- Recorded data
>> start

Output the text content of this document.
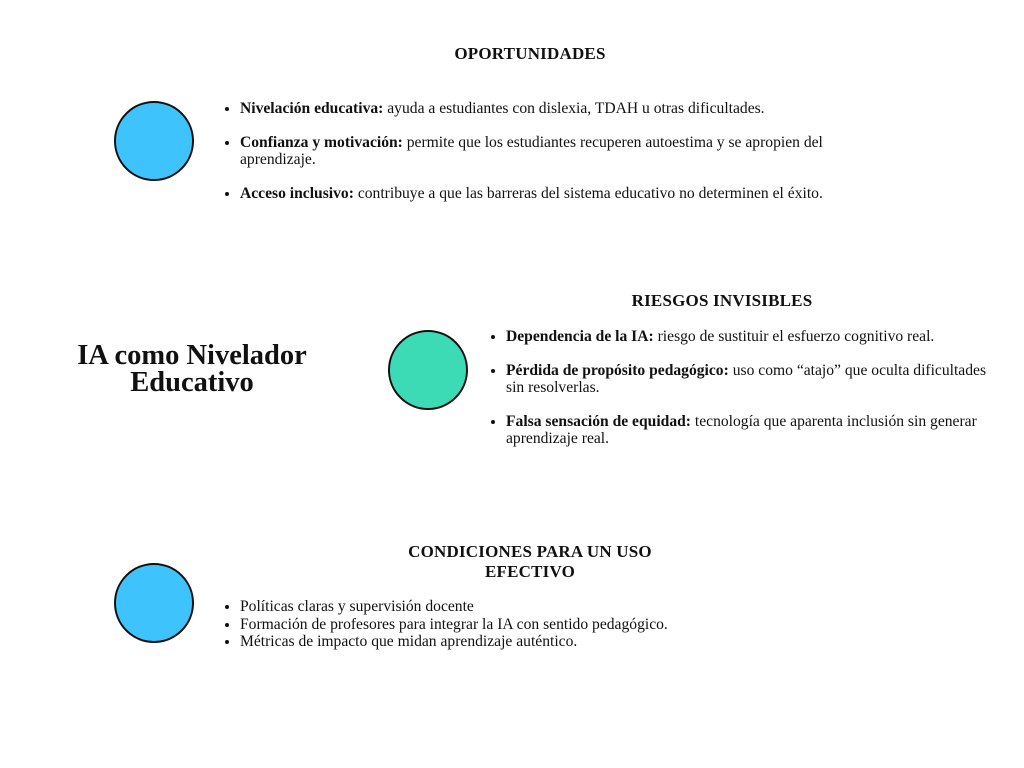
OPORTUNIDADES
• Nivelación educativa: ayuda a estudiantes con dislexia, TDAH u otras dificultades.
• Confianza y motivación: permite que los estudiantes recuperen autoestima y se apropien del aprendizaje.
• Acceso inclusivo: contribuye a que las barreras del sistema educativo no determinen el éxito.
IA como Nivelador
Educativo
RIESGOS INVISIBLES
• Dependencia de la IA: riesgo de sustituir el esfuerzo cognitivo real.
• Pérdida de propósito pedagógico: uso como “atajo” que oculta dificultades sin resolverlas.
• Falsa sensación de equidad: tecnología que aparenta inclusión sin generar aprendizaje real.
CONDICIONES PARA UN USO
EFECTIVO
• Políticas claras y supervisión docente
• Formación de profesores para integrar la IA con sentido pedagógico.
• Métricas de impacto que midan aprendizaje auténtico.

>> end

- JOB
Copy every line in the entries above that has the string "pedagógico" in it.

- THE ANSWER
• Pérdida de propósito pedagógico: uso como “atajo” que oculta dificultades sin resolverlas.
• Formación de profesores para integrar la IA con sentido pedagógico.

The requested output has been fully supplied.